STATED EXERCISE
Set down all of the data that follows word for word, without the images.

**** TASK MATERIAL ****

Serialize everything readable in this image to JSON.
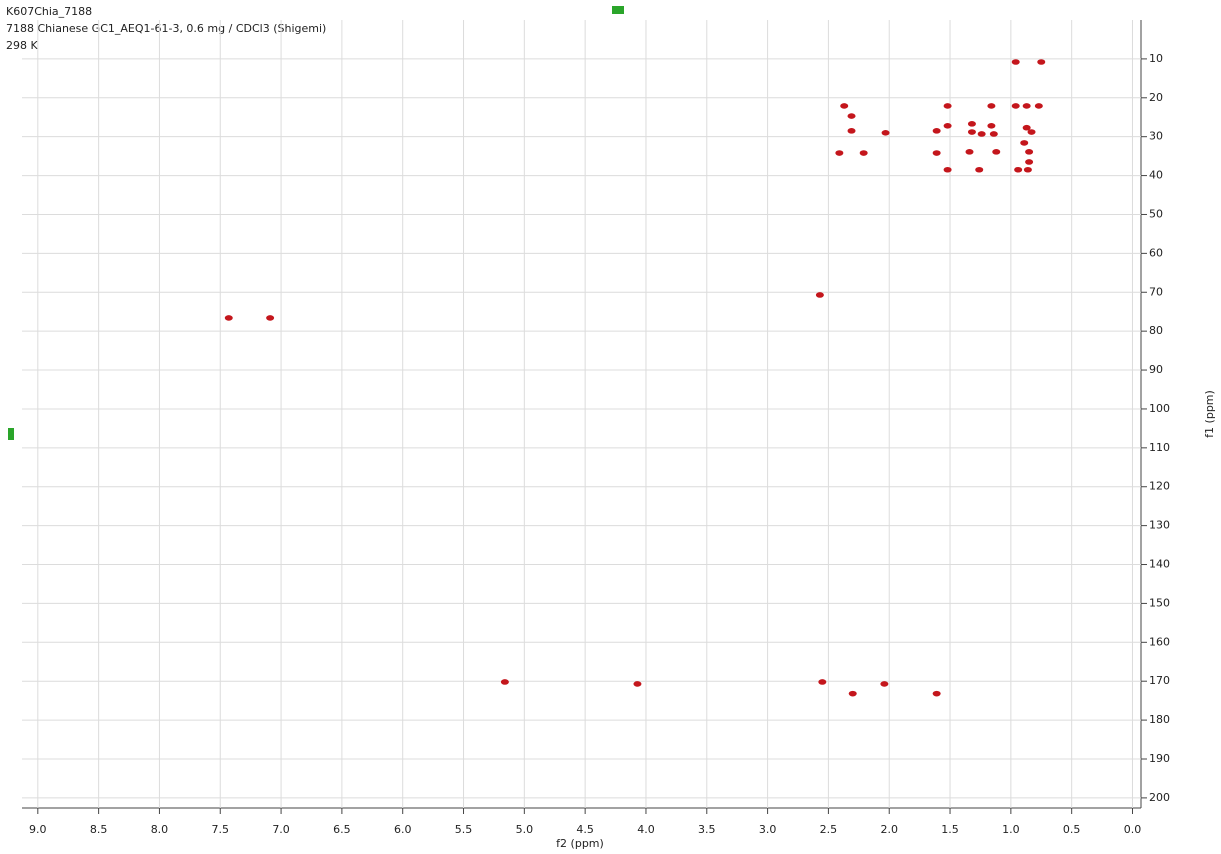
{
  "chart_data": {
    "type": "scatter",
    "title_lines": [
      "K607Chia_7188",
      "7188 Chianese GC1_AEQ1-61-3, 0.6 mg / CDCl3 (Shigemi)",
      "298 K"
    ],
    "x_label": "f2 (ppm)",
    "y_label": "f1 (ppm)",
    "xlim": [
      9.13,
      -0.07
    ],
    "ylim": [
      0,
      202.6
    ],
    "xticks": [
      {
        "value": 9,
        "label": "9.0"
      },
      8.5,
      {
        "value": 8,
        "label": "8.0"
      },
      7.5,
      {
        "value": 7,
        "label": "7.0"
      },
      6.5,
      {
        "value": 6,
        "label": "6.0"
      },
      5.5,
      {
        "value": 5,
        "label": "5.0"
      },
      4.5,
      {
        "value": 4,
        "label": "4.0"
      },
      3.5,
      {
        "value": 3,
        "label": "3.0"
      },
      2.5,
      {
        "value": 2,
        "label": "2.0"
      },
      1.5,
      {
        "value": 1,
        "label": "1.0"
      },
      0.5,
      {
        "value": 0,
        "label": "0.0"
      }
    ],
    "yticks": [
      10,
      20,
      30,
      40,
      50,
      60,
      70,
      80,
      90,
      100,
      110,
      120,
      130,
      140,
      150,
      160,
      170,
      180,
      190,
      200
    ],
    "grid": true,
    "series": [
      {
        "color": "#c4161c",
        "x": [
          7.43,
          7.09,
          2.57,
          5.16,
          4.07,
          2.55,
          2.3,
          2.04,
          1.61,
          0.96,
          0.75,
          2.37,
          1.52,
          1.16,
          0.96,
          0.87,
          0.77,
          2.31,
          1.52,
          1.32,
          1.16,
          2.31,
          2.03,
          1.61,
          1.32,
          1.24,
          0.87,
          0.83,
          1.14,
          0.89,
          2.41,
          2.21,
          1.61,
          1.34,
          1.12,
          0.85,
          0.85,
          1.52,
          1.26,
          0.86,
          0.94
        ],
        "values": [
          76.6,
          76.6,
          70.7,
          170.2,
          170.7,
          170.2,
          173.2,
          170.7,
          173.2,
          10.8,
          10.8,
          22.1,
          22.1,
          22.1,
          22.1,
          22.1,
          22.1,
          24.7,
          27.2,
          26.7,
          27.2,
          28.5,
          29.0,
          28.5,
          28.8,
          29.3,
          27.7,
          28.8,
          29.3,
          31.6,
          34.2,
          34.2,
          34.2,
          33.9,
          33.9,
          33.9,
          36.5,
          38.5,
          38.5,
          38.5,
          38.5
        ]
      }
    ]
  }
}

****

SOLVED EXERCISE
Serialize everything readable in this image to JSON.
{
  "chart_data": {
    "type": "scatter",
    "title_lines": [
      "K607Chia_7188",
      "7188 Chianese GC1_AEQ1-61-3, 0.6 mg / CDCl3 (Shigemi)",
      "298 K"
    ],
    "x_label": "f2 (ppm)",
    "y_label": "f1 (ppm)",
    "xlim": [
      9.13,
      -0.07
    ],
    "ylim": [
      0,
      202.6
    ],
    "xticks": [
      {
        "value": 9,
        "label": "9.0"
      },
      8.5,
      {
        "value": 8,
        "label": "8.0"
      },
      7.5,
      {
        "value": 7,
        "label": "7.0"
      },
      6.5,
      {
        "value": 6,
        "label": "6.0"
      },
      5.5,
      {
        "value": 5,
        "label": "5.0"
      },
      4.5,
      {
        "value": 4,
        "label": "4.0"
      },
      3.5,
      {
        "value": 3,
        "label": "3.0"
      },
      2.5,
      {
        "value": 2,
        "label": "2.0"
      },
      1.5,
      {
        "value": 1,
        "label": "1.0"
      },
      0.5,
      {
        "value": 0,
        "label": "0.0"
      }
    ],
    "yticks": [
      10,
      20,
      30,
      40,
      50,
      60,
      70,
      80,
      90,
      100,
      110,
      120,
      130,
      140,
      150,
      160,
      170,
      180,
      190,
      200
    ],
    "grid": true,
    "series": [
      {
        "color": "#c4161c",
        "x": [
          7.43,
          7.09,
          2.57,
          5.16,
          4.07,
          2.55,
          2.3,
          2.04,
          1.61,
          0.96,
          0.75,
          2.37,
          1.52,
          1.16,
          0.96,
          0.87,
          0.77,
          2.31,
          1.52,
          1.32,
          1.16,
          2.31,
          2.03,
          1.61,
          1.32,
          1.24,
          0.87,
          0.83,
          1.14,
          0.89,
          2.41,
          2.21,
          1.61,
          1.34,
          1.12,
          0.85,
          0.85,
          1.52,
          1.26,
          0.86,
          0.94
        ],
        "values": [
          76.6,
          76.6,
          70.7,
          170.2,
          170.7,
          170.2,
          173.2,
          170.7,
          173.2,
          10.8,
          10.8,
          22.1,
          22.1,
          22.1,
          22.1,
          22.1,
          22.1,
          24.7,
          27.2,
          26.7,
          27.2,
          28.5,
          29.0,
          28.5,
          28.8,
          29.3,
          27.7,
          28.8,
          29.3,
          31.6,
          34.2,
          34.2,
          34.2,
          33.9,
          33.9,
          33.9,
          36.5,
          38.5,
          38.5,
          38.5,
          38.5
        ]
      }
    ]
  }
}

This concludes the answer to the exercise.